— begin Provided information —
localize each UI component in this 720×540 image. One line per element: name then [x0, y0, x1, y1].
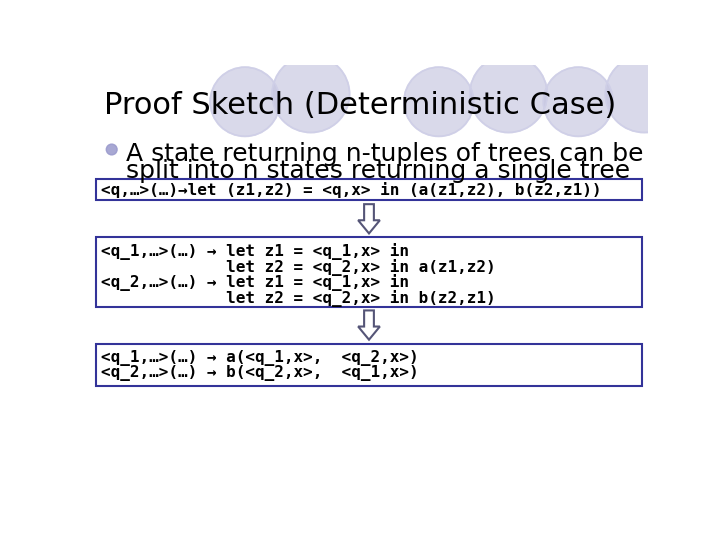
Text: <q,…>(…)→let (z1,z2) = <q,x> in (a(z1,z2), b(z2,z1)): <q,…>(…)→let (z1,z2) = <q,x> in (a(z1,z2… [101, 181, 601, 198]
FancyBboxPatch shape [96, 179, 642, 200]
Text: let z2 = <q_2,x> in b(z2,z1): let z2 = <q_2,x> in b(z2,z1) [101, 289, 495, 307]
Text: let z2 = <q_2,x> in a(z1,z2): let z2 = <q_2,x> in a(z1,z2) [101, 259, 495, 276]
Ellipse shape [107, 144, 117, 155]
Text: <q_1,…>(…) → let z1 = <q_1,x> in: <q_1,…>(…) → let z1 = <q_1,x> in [101, 244, 409, 260]
Ellipse shape [210, 67, 280, 137]
FancyBboxPatch shape [96, 343, 642, 386]
Ellipse shape [469, 56, 547, 132]
Ellipse shape [606, 56, 683, 132]
Text: Proof Sketch (Deterministic Case): Proof Sketch (Deterministic Case) [104, 91, 616, 120]
Text: <q_1,…>(…) → a(<q_1,x>,  <q_2,x>): <q_1,…>(…) → a(<q_1,x>, <q_2,x>) [101, 350, 418, 366]
Text: split into n states returning a single tree: split into n states returning a single t… [126, 159, 630, 183]
Polygon shape [358, 204, 380, 233]
Text: A state returning n-tuples of trees can be: A state returning n-tuples of trees can … [126, 142, 643, 166]
Text: <q_2,…>(…) → let z1 = <q_1,x> in: <q_2,…>(…) → let z1 = <q_1,x> in [101, 274, 409, 291]
Ellipse shape [404, 67, 474, 137]
Polygon shape [358, 310, 380, 340]
FancyBboxPatch shape [96, 237, 642, 307]
Ellipse shape [272, 56, 350, 132]
Text: <q_2,…>(…) → b(<q_2,x>,  <q_1,x>): <q_2,…>(…) → b(<q_2,x>, <q_1,x>) [101, 365, 418, 381]
Ellipse shape [544, 67, 613, 137]
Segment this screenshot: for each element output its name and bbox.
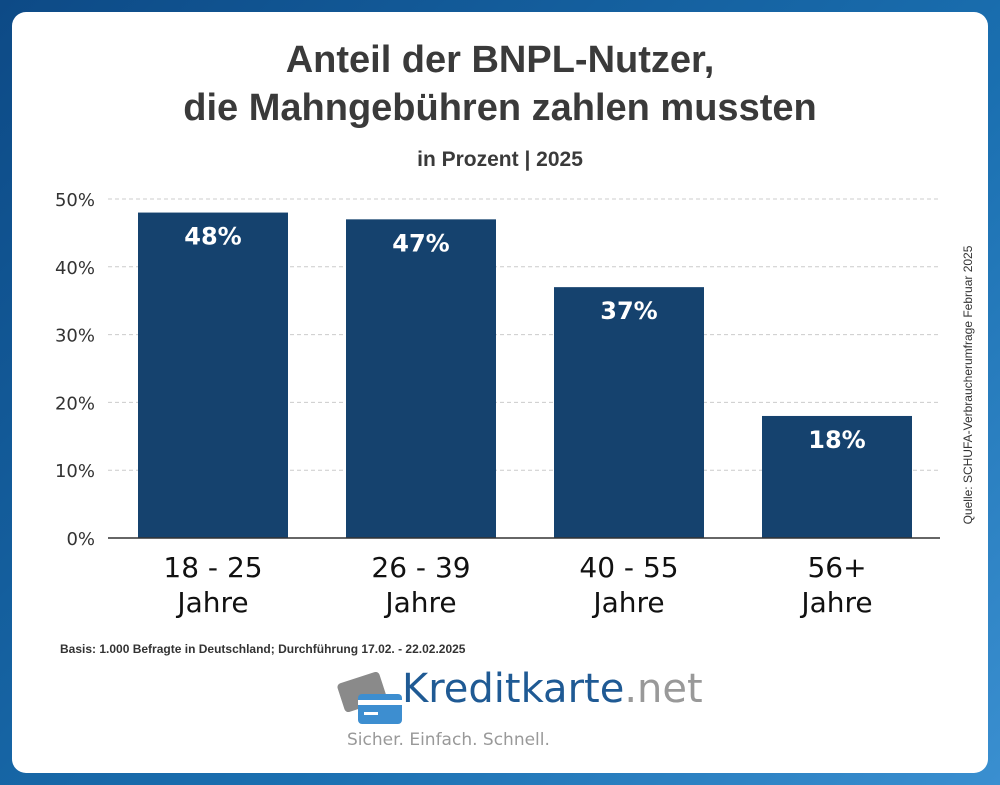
x-tick-label: Jahre: [383, 586, 456, 619]
data-label: 18%: [808, 426, 865, 454]
data-label: 47%: [392, 229, 449, 257]
y-tick-label: 10%: [55, 461, 95, 482]
x-tick-label: Jahre: [799, 586, 872, 619]
x-tick-label: 26 - 39: [371, 551, 470, 584]
basis-note: Basis: 1.000 Befragte in Deutschland; Du…: [60, 642, 466, 656]
data-label: 37%: [600, 297, 657, 325]
credit-card-icon: [337, 672, 402, 724]
bar: [346, 219, 496, 538]
x-tick-label: Jahre: [175, 586, 248, 619]
x-tick-label: Jahre: [591, 586, 664, 619]
source-note: Quelle: SCHUFA-Verbraucherumfrage Februa…: [961, 245, 975, 525]
logo-text: Kreditkarte.net: [402, 666, 703, 712]
x-tick-label: 40 - 55: [579, 551, 678, 584]
bar: [554, 287, 704, 538]
chart-title: Anteil der BNPL-Nutzer, die Mahngebühren…: [0, 36, 1000, 132]
bar: [762, 415, 912, 538]
y-tick-label: 50%: [55, 190, 95, 211]
x-tick-label: 18 - 25: [163, 551, 262, 584]
title-line-1: Anteil der BNPL-Nutzer,: [285, 39, 715, 81]
y-tick-label: 0%: [66, 529, 95, 550]
data-label: 48%: [184, 223, 241, 251]
bar: [138, 212, 288, 538]
y-tick-label: 20%: [55, 393, 95, 414]
x-tick-label: 56+: [807, 551, 866, 584]
title-line-2: die Mahngebühren zahlen mussten: [183, 87, 817, 129]
chart-subtitle: in Prozent | 2025: [417, 148, 583, 171]
y-tick-label: 40%: [55, 258, 95, 279]
y-tick-label: 30%: [55, 326, 95, 347]
logo-tagline: Sicher. Einfach. Schnell.: [347, 730, 550, 750]
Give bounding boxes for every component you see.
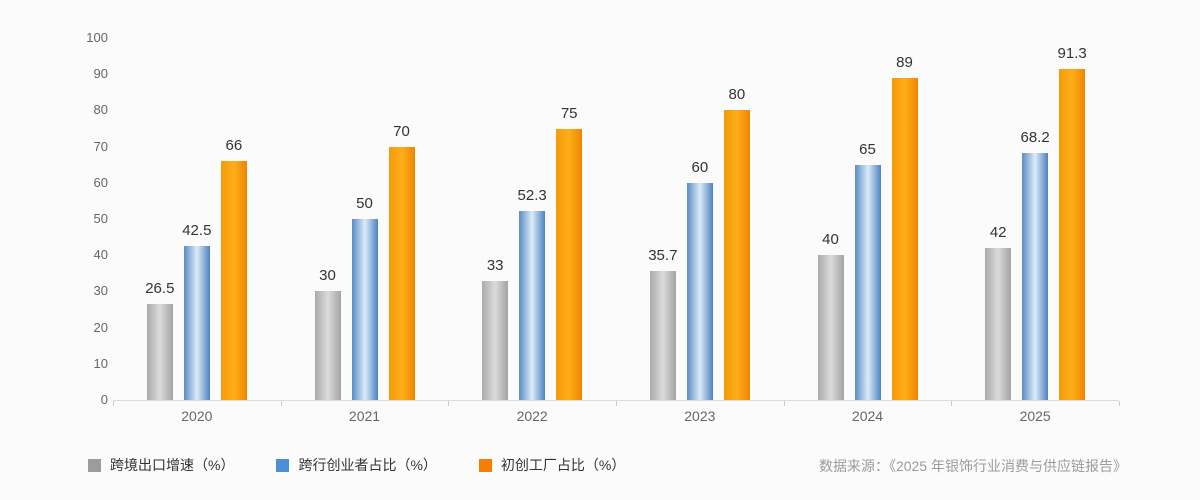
bar[interactable] — [146, 304, 173, 400]
bar[interactable] — [183, 246, 210, 400]
bar[interactable] — [519, 210, 546, 400]
x-tick-mark — [448, 401, 450, 406]
bar[interactable] — [985, 247, 1012, 400]
x-tick-label: 2021 — [348, 408, 381, 424]
bar-value-label: 33 — [486, 256, 504, 274]
bar[interactable] — [1059, 69, 1086, 400]
bar[interactable] — [817, 255, 844, 400]
x-tick-mark — [616, 401, 617, 406]
bar[interactable] — [891, 77, 918, 400]
bar[interactable] — [351, 219, 378, 400]
y-tick-label: 100 — [86, 30, 108, 45]
y-tick-label: 60 — [93, 174, 108, 190]
x-tick-mark — [951, 401, 953, 406]
bar-value-label: 26.5 — [145, 280, 175, 298]
data-source-note: 数据来源：《2025 年银饰行业消费与供应链报告》 — [818, 458, 1127, 474]
bar-value-label: 50 — [356, 195, 373, 212]
x-tick-mark — [113, 401, 114, 406]
x-tick-mark — [280, 401, 282, 406]
y-tick-label: 0 — [100, 392, 108, 407]
bar-value-label: 68.2 — [1020, 129, 1050, 147]
x-tick-label: 2020 — [181, 408, 213, 424]
bar[interactable] — [686, 182, 713, 400]
bar-value-label: 52.3 — [517, 186, 547, 204]
y-tick-label: 30 — [93, 283, 108, 299]
y-tick-label: 20 — [93, 319, 108, 335]
bar-value-label: 42 — [989, 223, 1007, 241]
legend: 跨境出口增速（%） 跨行创业者占比（%） 初创工厂占比（%） — [88, 455, 625, 475]
bar-value-label: 42.5 — [182, 222, 212, 240]
bar-value-label: 35.7 — [648, 246, 678, 264]
bar-value-label: 89 — [896, 53, 913, 71]
x-axis-line — [113, 400, 1119, 401]
bar[interactable] — [482, 280, 509, 400]
legend-swatch — [276, 458, 290, 472]
legend-label: 跨境出口增速（%） — [110, 457, 235, 473]
y-tick-label: 90 — [93, 66, 108, 82]
bar[interactable] — [723, 110, 750, 400]
legend-item[interactable]: 初创工厂占比（%） — [478, 455, 626, 475]
legend-swatch — [478, 458, 492, 472]
legend-label: 初创工厂占比（%） — [500, 457, 626, 473]
x-tick-label: 2024 — [851, 408, 884, 424]
legend-swatch — [88, 458, 101, 472]
bar[interactable] — [314, 291, 341, 400]
bar[interactable] — [556, 128, 583, 400]
legend-label: 跨行创业者占比（%） — [298, 457, 437, 473]
y-tick-label: 10 — [93, 355, 108, 371]
bar-value-label: 91.3 — [1057, 45, 1087, 63]
bar[interactable] — [388, 146, 415, 400]
bar-value-label: 30 — [319, 267, 336, 285]
bar-value-label: 65 — [859, 140, 876, 158]
bar-value-label: 40 — [822, 231, 839, 249]
bar[interactable] — [1022, 153, 1049, 400]
bar[interactable] — [649, 270, 676, 400]
y-tick-label: 80 — [93, 102, 108, 118]
legend-item[interactable]: 跨行创业者占比（%） — [276, 455, 437, 475]
y-tick-label: 40 — [93, 247, 108, 263]
y-tick-label: 50 — [93, 211, 108, 226]
x-tick-mark — [783, 401, 785, 406]
bar-value-label: 60 — [691, 158, 709, 176]
y-tick-label: 70 — [93, 138, 108, 154]
x-tick-label: 2025 — [1019, 408, 1051, 424]
legend-item[interactable]: 跨境出口增速（%） — [88, 455, 234, 475]
bar-value-label: 66 — [225, 137, 243, 155]
x-tick-label: 2022 — [516, 408, 548, 424]
bar[interactable] — [854, 164, 881, 400]
bar-value-label: 70 — [393, 122, 410, 140]
bar[interactable] — [220, 161, 247, 400]
bar-value-label: 80 — [728, 86, 746, 104]
bar-value-label: 75 — [560, 104, 578, 122]
x-tick-label: 2023 — [684, 408, 716, 424]
x-tick-mark — [1119, 401, 1120, 406]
— end Provided information —
Given request
Copy out, with no changes, the lines of the listing that begin with the line containing "bar[interactable] — [146, 304, 173, 400]" and end with the line containing "data-source-note: 数据来源：《2025 年银饰行业消费与供应链报告》", including both of those lines.

Solution for this task
bar[interactable] — [146, 304, 173, 400]
bar[interactable] — [183, 246, 210, 400]
bar[interactable] — [519, 210, 546, 400]
x-tick-mark — [448, 401, 450, 406]
bar[interactable] — [985, 247, 1012, 400]
x-tick-label: 2021 — [348, 408, 381, 424]
bar-value-label: 33 — [486, 256, 504, 274]
bar[interactable] — [1059, 69, 1086, 400]
bar[interactable] — [817, 255, 844, 400]
x-tick-mark — [616, 401, 617, 406]
bar[interactable] — [891, 77, 918, 400]
bar[interactable] — [351, 219, 378, 400]
y-tick-label: 100 — [86, 30, 108, 45]
y-tick-label: 60 — [93, 174, 108, 190]
x-tick-mark — [951, 401, 953, 406]
bar-value-label: 26.5 — [145, 280, 175, 298]
data-source-note: 数据来源：《2025 年银饰行业消费与供应链报告》 — [818, 458, 1127, 474]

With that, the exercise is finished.